--- Begin ---
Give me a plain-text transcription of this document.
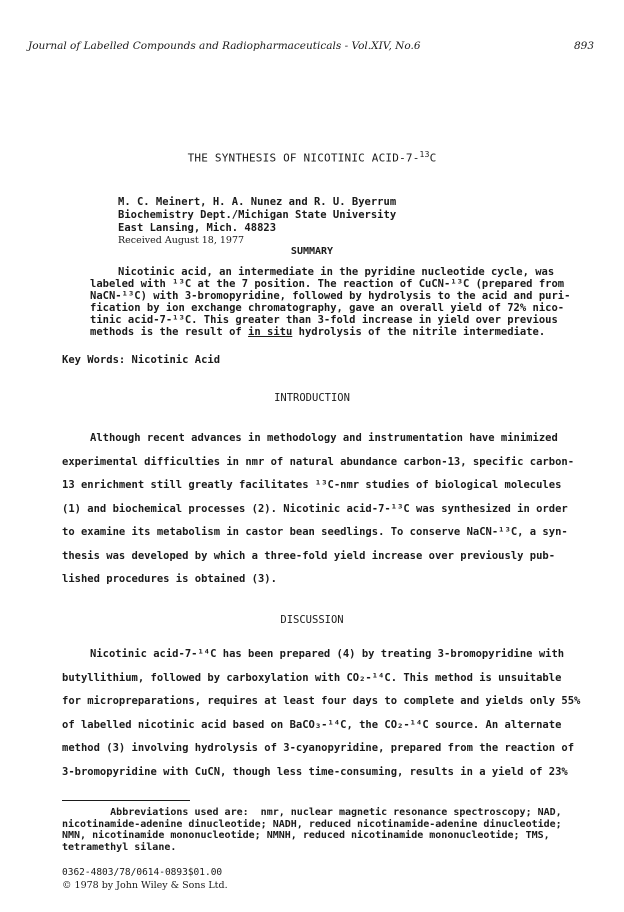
Journal of Labelled Compounds and Radiopharmaceuticals - Vol.XIV, No.6	893
THE SYNTHESIS OF NICOTINIC ACID-7-$^{13}$C
M. C. Meinert, H. A. Nunez and R. U. Byerrum
Biochemistry Dept./Michigan State University
East Lansing, Mich. 48823
Received August 18, 1977
SUMMARY

Nicotinic acid, an intermediate in the pyridine nucleotide cycle, was
labeled with ¹³C at the 7 position. The reaction of CuCN-¹³C (prepared from
NaCN-¹³C) with 3-bromopyridine, followed by hydrolysis to the acid and puri-
fication by ion exchange chromatography, gave an overall yield of 72% nico-
tinic acid-7-¹³C. This greater than 3-fold increase in yield over previous
methods is the result of in situ hydrolysis of the nitrile intermediate.

Key Words: Nicotinic Acid
INTRODUCTION

Although recent advances in methodology and instrumentation have minimized
experimental difficulties in nmr of natural abundance carbon-13, specific carbon-
13 enrichment still greatly facilitates ¹³C-nmr studies of biological molecules
(1) and biochemical processes (2). Nicotinic acid-7-¹³C was synthesized in order
to examine its metabolism in castor bean seedlings. To conserve NaCN-¹³C, a syn-
thesis was developed by which a three-fold yield increase over previously pub-
lished procedures is obtained (3).

DISCUSSION

Nicotinic acid-7-¹⁴C has been prepared (4) by treating 3-bromopyridine with
butyllithium, followed by carboxylation with CO₂-¹⁴C. This method is unsuitable
for micropreparations, requires at least four days to complete and yields only 55%
of labelled nicotinic acid based on BaCO₃-¹⁴C, the CO₂-¹⁴C source. An alternate
method (3) involving hydrolysis of 3-cyanopyridine, prepared from the reaction of
3-bromopyridine with CuCN, though less time-consuming, results in a yield of 23%

Abbreviations used are:  nmr, nuclear magnetic resonance spectroscopy; NAD,
nicotinamide-adenine dinucleotide; NADH, reduced nicotinamide-adenine dinucleotide;
NMN, nicotinamide mononucleotide; NMNH, reduced nicotinamide mononucleotide; TMS,
tetramethyl silane.

0362-4803/78/0614-0893$01.00
© 1978 by John Wiley & Sons Ltd.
--- End ---
WHAT TO WORK ON. Reproduce the data verbatim. Do not carry any picture into the copy.

ANSWER IN FULL.
Give me a plain-text transcription of this document.
Journal of Labelled Compounds and Radiopharmaceuticals - Vol.XIV, No.6	893
THE SYNTHESIS OF NICOTINIC ACID-7-$^{13}$C
M. C. Meinert, H. A. Nunez and R. U. Byerrum
Biochemistry Dept./Michigan State University
East Lansing, Mich. 48823
Received August 18, 1977
SUMMARY

Nicotinic acid, an intermediate in the pyridine nucleotide cycle, was
labeled with ¹³C at the 7 position. The reaction of CuCN-¹³C (prepared from
NaCN-¹³C) with 3-bromopyridine, followed by hydrolysis to the acid and puri-
fication by ion exchange chromatography, gave an overall yield of 72% nico-
tinic acid-7-¹³C. This greater than 3-fold increase in yield over previous
methods is the result of in situ hydrolysis of the nitrile intermediate.

Key Words: Nicotinic Acid
INTRODUCTION

Although recent advances in methodology and instrumentation have minimized
experimental difficulties in nmr of natural abundance carbon-13, specific carbon-
13 enrichment still greatly facilitates ¹³C-nmr studies of biological molecules
(1) and biochemical processes (2). Nicotinic acid-7-¹³C was synthesized in order
to examine its metabolism in castor bean seedlings. To conserve NaCN-¹³C, a syn-
thesis was developed by which a three-fold yield increase over previously pub-
lished procedures is obtained (3).

DISCUSSION

Nicotinic acid-7-¹⁴C has been prepared (4) by treating 3-bromopyridine with
butyllithium, followed by carboxylation with CO₂-¹⁴C. This method is unsuitable
for micropreparations, requires at least four days to complete and yields only 55%
of labelled nicotinic acid based on BaCO₃-¹⁴C, the CO₂-¹⁴C source. An alternate
method (3) involving hydrolysis of 3-cyanopyridine, prepared from the reaction of
3-bromopyridine with CuCN, though less time-consuming, results in a yield of 23%

Abbreviations used are:  nmr, nuclear magnetic resonance spectroscopy; NAD,
nicotinamide-adenine dinucleotide; NADH, reduced nicotinamide-adenine dinucleotide;
NMN, nicotinamide mononucleotide; NMNH, reduced nicotinamide mononucleotide; TMS,
tetramethyl silane.

0362-4803/78/0614-0893$01.00
© 1978 by John Wiley & Sons Ltd.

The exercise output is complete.